* **EXERCISE DETAILS**: Determine how many lines hold "JSON" and give only that number.

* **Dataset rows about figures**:
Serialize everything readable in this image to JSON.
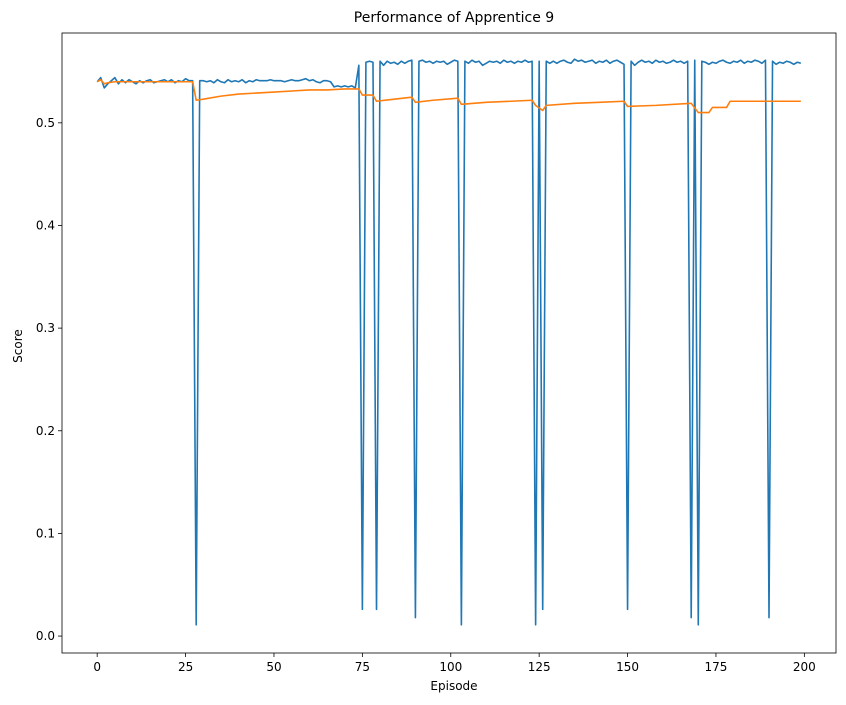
{
  "chart_data": {
    "type": "line",
    "title": "Performance of Apprentice 9",
    "xlabel": "Episode",
    "ylabel": "Score",
    "xlim": [
      -9.95,
      208.95
    ],
    "ylim": [
      -0.0165,
      0.5875
    ],
    "xticks": [
      0,
      25,
      50,
      75,
      100,
      125,
      150,
      175,
      200
    ],
    "yticks": [
      0.0,
      0.1,
      0.2,
      0.3,
      0.4,
      0.5
    ],
    "ytick_labels": [
      "0.0",
      "0.1",
      "0.2",
      "0.3",
      "0.4",
      "0.5"
    ],
    "grid": false,
    "legend": "none",
    "series": [
      {
        "color": "#1f77b4",
        "points": [
          [
            0,
            0.54
          ],
          [
            1,
            0.544
          ],
          [
            2,
            0.534
          ],
          [
            3,
            0.538
          ],
          [
            4,
            0.541
          ],
          [
            5,
            0.544
          ],
          [
            6,
            0.538
          ],
          [
            7,
            0.542
          ],
          [
            8,
            0.539
          ],
          [
            9,
            0.542
          ],
          [
            10,
            0.54
          ],
          [
            11,
            0.538
          ],
          [
            12,
            0.541
          ],
          [
            13,
            0.539
          ],
          [
            14,
            0.541
          ],
          [
            15,
            0.542
          ],
          [
            16,
            0.539
          ],
          [
            17,
            0.54
          ],
          [
            18,
            0.541
          ],
          [
            19,
            0.542
          ],
          [
            20,
            0.54
          ],
          [
            21,
            0.542
          ],
          [
            22,
            0.539
          ],
          [
            23,
            0.541
          ],
          [
            24,
            0.54
          ],
          [
            25,
            0.543
          ],
          [
            26,
            0.541
          ],
          [
            27,
            0.541
          ],
          [
            28,
            0.011
          ],
          [
            29,
            0.541
          ],
          [
            30,
            0.541
          ],
          [
            31,
            0.54
          ],
          [
            32,
            0.541
          ],
          [
            33,
            0.539
          ],
          [
            34,
            0.542
          ],
          [
            35,
            0.54
          ],
          [
            36,
            0.539
          ],
          [
            37,
            0.542
          ],
          [
            38,
            0.54
          ],
          [
            39,
            0.541
          ],
          [
            40,
            0.54
          ],
          [
            41,
            0.542
          ],
          [
            42,
            0.539
          ],
          [
            43,
            0.541
          ],
          [
            44,
            0.54
          ],
          [
            45,
            0.542
          ],
          [
            46,
            0.541
          ],
          [
            47,
            0.541
          ],
          [
            48,
            0.541
          ],
          [
            49,
            0.542
          ],
          [
            50,
            0.541
          ],
          [
            51,
            0.541
          ],
          [
            52,
            0.541
          ],
          [
            53,
            0.54
          ],
          [
            54,
            0.541
          ],
          [
            55,
            0.542
          ],
          [
            56,
            0.541
          ],
          [
            57,
            0.541
          ],
          [
            58,
            0.542
          ],
          [
            59,
            0.543
          ],
          [
            60,
            0.541
          ],
          [
            61,
            0.542
          ],
          [
            62,
            0.54
          ],
          [
            63,
            0.539
          ],
          [
            64,
            0.541
          ],
          [
            65,
            0.541
          ],
          [
            66,
            0.54
          ],
          [
            67,
            0.535
          ],
          [
            68,
            0.536
          ],
          [
            69,
            0.535
          ],
          [
            70,
            0.536
          ],
          [
            71,
            0.535
          ],
          [
            72,
            0.536
          ],
          [
            73,
            0.534
          ],
          [
            74,
            0.556
          ],
          [
            75,
            0.026
          ],
          [
            76,
            0.559
          ],
          [
            77,
            0.56
          ],
          [
            78,
            0.559
          ],
          [
            79,
            0.026
          ],
          [
            80,
            0.56
          ],
          [
            81,
            0.556
          ],
          [
            82,
            0.56
          ],
          [
            83,
            0.558
          ],
          [
            84,
            0.559
          ],
          [
            85,
            0.557
          ],
          [
            86,
            0.56
          ],
          [
            87,
            0.558
          ],
          [
            88,
            0.56
          ],
          [
            89,
            0.561
          ],
          [
            90,
            0.018
          ],
          [
            91,
            0.56
          ],
          [
            92,
            0.561
          ],
          [
            93,
            0.559
          ],
          [
            94,
            0.56
          ],
          [
            95,
            0.558
          ],
          [
            96,
            0.56
          ],
          [
            97,
            0.559
          ],
          [
            98,
            0.56
          ],
          [
            99,
            0.557
          ],
          [
            100,
            0.559
          ],
          [
            101,
            0.561
          ],
          [
            102,
            0.56
          ],
          [
            103,
            0.011
          ],
          [
            104,
            0.56
          ],
          [
            105,
            0.558
          ],
          [
            106,
            0.561
          ],
          [
            107,
            0.559
          ],
          [
            108,
            0.56
          ],
          [
            109,
            0.556
          ],
          [
            110,
            0.558
          ],
          [
            111,
            0.56
          ],
          [
            112,
            0.559
          ],
          [
            113,
            0.56
          ],
          [
            114,
            0.558
          ],
          [
            115,
            0.561
          ],
          [
            116,
            0.559
          ],
          [
            117,
            0.56
          ],
          [
            118,
            0.558
          ],
          [
            119,
            0.56
          ],
          [
            120,
            0.559
          ],
          [
            121,
            0.561
          ],
          [
            122,
            0.559
          ],
          [
            123,
            0.56
          ],
          [
            124,
            0.011
          ],
          [
            125,
            0.56
          ],
          [
            126,
            0.026
          ],
          [
            127,
            0.56
          ],
          [
            128,
            0.558
          ],
          [
            129,
            0.56
          ],
          [
            130,
            0.558
          ],
          [
            131,
            0.56
          ],
          [
            132,
            0.561
          ],
          [
            133,
            0.559
          ],
          [
            134,
            0.558
          ],
          [
            135,
            0.562
          ],
          [
            136,
            0.56
          ],
          [
            137,
            0.561
          ],
          [
            138,
            0.559
          ],
          [
            139,
            0.56
          ],
          [
            140,
            0.561
          ],
          [
            141,
            0.558
          ],
          [
            142,
            0.56
          ],
          [
            143,
            0.559
          ],
          [
            144,
            0.561
          ],
          [
            145,
            0.558
          ],
          [
            146,
            0.56
          ],
          [
            147,
            0.561
          ],
          [
            148,
            0.559
          ],
          [
            149,
            0.557
          ],
          [
            150,
            0.026
          ],
          [
            151,
            0.56
          ],
          [
            152,
            0.556
          ],
          [
            153,
            0.559
          ],
          [
            154,
            0.561
          ],
          [
            155,
            0.559
          ],
          [
            156,
            0.56
          ],
          [
            157,
            0.558
          ],
          [
            158,
            0.561
          ],
          [
            159,
            0.559
          ],
          [
            160,
            0.56
          ],
          [
            161,
            0.558
          ],
          [
            162,
            0.559
          ],
          [
            163,
            0.561
          ],
          [
            164,
            0.559
          ],
          [
            165,
            0.56
          ],
          [
            166,
            0.558
          ],
          [
            167,
            0.56
          ],
          [
            168,
            0.018
          ],
          [
            169,
            0.561
          ],
          [
            170,
            0.011
          ],
          [
            171,
            0.56
          ],
          [
            172,
            0.559
          ],
          [
            173,
            0.557
          ],
          [
            174,
            0.559
          ],
          [
            175,
            0.558
          ],
          [
            176,
            0.56
          ],
          [
            177,
            0.561
          ],
          [
            178,
            0.559
          ],
          [
            179,
            0.558
          ],
          [
            180,
            0.56
          ],
          [
            181,
            0.559
          ],
          [
            182,
            0.561
          ],
          [
            183,
            0.558
          ],
          [
            184,
            0.56
          ],
          [
            185,
            0.559
          ],
          [
            186,
            0.561
          ],
          [
            187,
            0.56
          ],
          [
            188,
            0.558
          ],
          [
            189,
            0.561
          ],
          [
            190,
            0.018
          ],
          [
            191,
            0.56
          ],
          [
            192,
            0.557
          ],
          [
            193,
            0.559
          ],
          [
            194,
            0.558
          ],
          [
            195,
            0.56
          ],
          [
            196,
            0.559
          ],
          [
            197,
            0.557
          ],
          [
            198,
            0.559
          ],
          [
            199,
            0.558
          ]
        ]
      },
      {
        "color": "#ff7f0e",
        "points": [
          [
            0,
            0.54
          ],
          [
            1,
            0.542
          ],
          [
            2,
            0.538
          ],
          [
            3,
            0.539
          ],
          [
            5,
            0.54
          ],
          [
            10,
            0.54
          ],
          [
            15,
            0.54
          ],
          [
            20,
            0.54
          ],
          [
            25,
            0.54
          ],
          [
            27,
            0.54
          ],
          [
            28,
            0.522
          ],
          [
            30,
            0.523
          ],
          [
            35,
            0.526
          ],
          [
            40,
            0.528
          ],
          [
            45,
            0.529
          ],
          [
            50,
            0.53
          ],
          [
            55,
            0.531
          ],
          [
            60,
            0.532
          ],
          [
            65,
            0.532
          ],
          [
            70,
            0.533
          ],
          [
            74,
            0.533
          ],
          [
            75,
            0.527
          ],
          [
            78,
            0.527
          ],
          [
            79,
            0.521
          ],
          [
            84,
            0.523
          ],
          [
            89,
            0.525
          ],
          [
            90,
            0.52
          ],
          [
            95,
            0.522
          ],
          [
            102,
            0.524
          ],
          [
            103,
            0.518
          ],
          [
            110,
            0.52
          ],
          [
            117,
            0.521
          ],
          [
            123,
            0.522
          ],
          [
            124,
            0.517
          ],
          [
            126,
            0.512
          ],
          [
            127,
            0.517
          ],
          [
            135,
            0.519
          ],
          [
            142,
            0.52
          ],
          [
            149,
            0.521
          ],
          [
            150,
            0.516
          ],
          [
            158,
            0.517
          ],
          [
            168,
            0.519
          ],
          [
            170,
            0.51
          ],
          [
            173,
            0.51
          ],
          [
            174,
            0.515
          ],
          [
            178,
            0.515
          ],
          [
            179,
            0.521
          ],
          [
            199,
            0.521
          ]
        ]
      }
    ]
  }
}
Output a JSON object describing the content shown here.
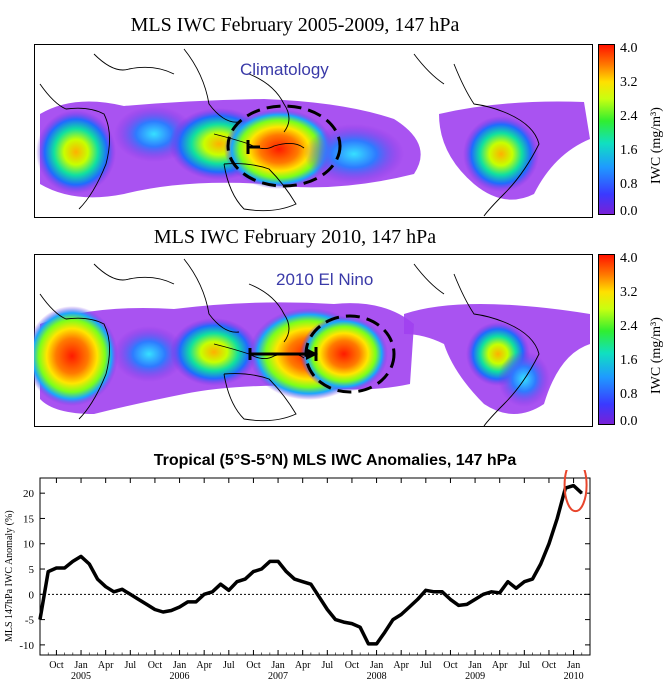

* **TASK SOLUTION**: 2